::: Selected text :::
JEWISH GUILT AND ITS EXPIATION

by Sy Schechtman

Ever since Mt. Sinai Jews have lived with the most uncomfortable burden ever—the yoke, or burden of the Torah. About 613 negative and positive commandments, Thou shalt’s and thou shalt nots, and all the the glorious, momentous , fretful doings that led up to that most awesome revelation in human history. Rabbinic midrash states that God first offered these precious commandments of ethical, moral and spiritual conduct to the neighboring pagan tribes who were the Jews opponents in the Promised Land of Canaan, but they all demurred, claiming that the prohibitions against murder, adultery, robbery, slander, lying, etc. ,were integral parts of their codes of conduct to to a greater or lesser extent. Therefore, thanks, but no thanks! The Jews on the other hand were immediately grateful, "We will do and we will obey!"

Historically God offered this signal covenant to his Chosen People about three thousand years ago and ever since the Jews have struggled to live up to its strenuous requirements. Prayer three times a day, dietary limits that proscribe many common foods (kasruth), male circumcision, marriage within the tribe, and all those commandments (mitzvoth) that make one a more holy person, that you are, among many other things, your brother’s keeper, and will do nothing that is hurtful to him that is hurtful to you. And one day, the Sabbath, of rest from normal work, given over to prayer, rest and contemplation.
::: Entries supplied :::
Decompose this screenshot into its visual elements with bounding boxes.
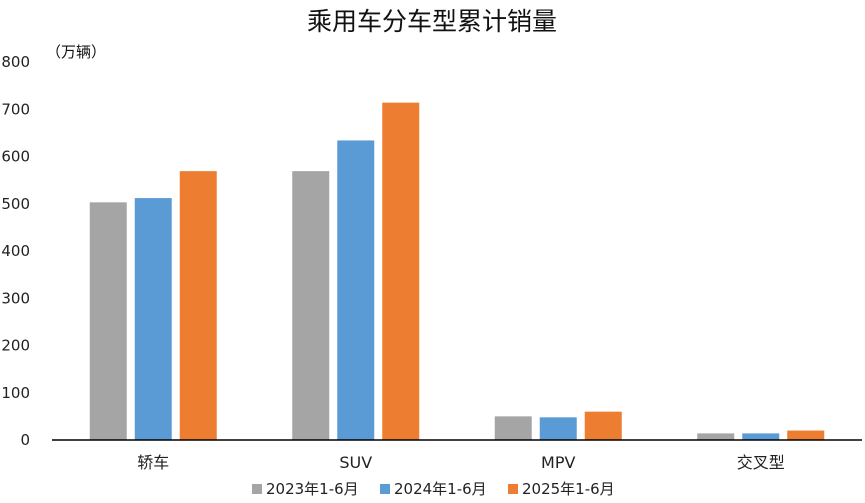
bar [179, 171, 217, 440]
x-category-label: MPV [541, 453, 575, 472]
y-tick-label: 600 [1, 148, 30, 166]
y-tick-label: 200 [1, 337, 30, 355]
y-tick-label: 0 [20, 431, 30, 449]
bar-group [292, 102, 420, 440]
bar [494, 416, 532, 440]
y-axis-ticks: 0 100 200 300 400 500 600 700 800 [1, 53, 30, 449]
bar [134, 198, 172, 440]
legend-label: 2025年1-6月 [522, 480, 615, 498]
bar [89, 202, 127, 440]
bar [787, 430, 825, 440]
legend-label: 2023年1-6月 [266, 480, 359, 498]
x-category-label: 交叉型 [737, 453, 785, 472]
bar [539, 417, 577, 440]
legend: 2023年1-6月 2024年1-6月 2025年1-6月 [252, 480, 615, 498]
legend-swatch [508, 484, 518, 494]
x-category-label: SUV [339, 453, 372, 472]
legend-item: 2025年1-6月 [508, 480, 615, 498]
bar [584, 411, 622, 440]
legend-swatch [252, 484, 262, 494]
bar [742, 433, 780, 440]
bar [292, 171, 330, 440]
y-tick-label: 500 [1, 195, 30, 213]
y-tick-label: 400 [1, 242, 30, 260]
y-tick-label: 700 [1, 100, 30, 118]
x-category-label: 轿车 [137, 453, 169, 472]
chart-title: 乘用车分车型累计销量 [307, 7, 557, 36]
bar [337, 140, 375, 440]
legend-item: 2023年1-6月 [252, 480, 359, 498]
legend-swatch [380, 484, 390, 494]
bar [697, 433, 735, 440]
legend-label: 2024年1-6月 [394, 480, 487, 498]
bar-group [89, 171, 217, 440]
y-axis-unit-label: （万辆） [46, 43, 106, 61]
bar-group [494, 411, 622, 440]
y-tick-label: 100 [1, 384, 30, 402]
bar-group [697, 430, 825, 440]
y-tick-label: 800 [1, 53, 30, 71]
bar [382, 102, 420, 440]
y-tick-label: 300 [1, 289, 30, 307]
bar-groups [89, 102, 825, 440]
x-axis-labels: 轿车 SUV MPV 交叉型 [137, 453, 785, 472]
legend-item: 2024年1-6月 [380, 480, 487, 498]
:::
Task to carry out
Return the passage of the Jewish guilt essay starting at "Historically God offered" and ending at "rest and contemplation.", copied word for word.

Correct answer
Historically God offered this signal covenant to his Chosen People about three thousand years ago and ever since the Jews have struggled to live up to its strenuous requirements. Prayer three times a day, dietary limits that proscribe many common foods (kasruth), male circumcision, marriage within the tribe, and all those commandments (mitzvoth) that make one a more holy person, that you are, among many other things, your brother’s keeper, and will do nothing that is hurtful to him that is hurtful to you. And one day, the Sabbath, of rest from normal work, given over to prayer, rest and contemplation.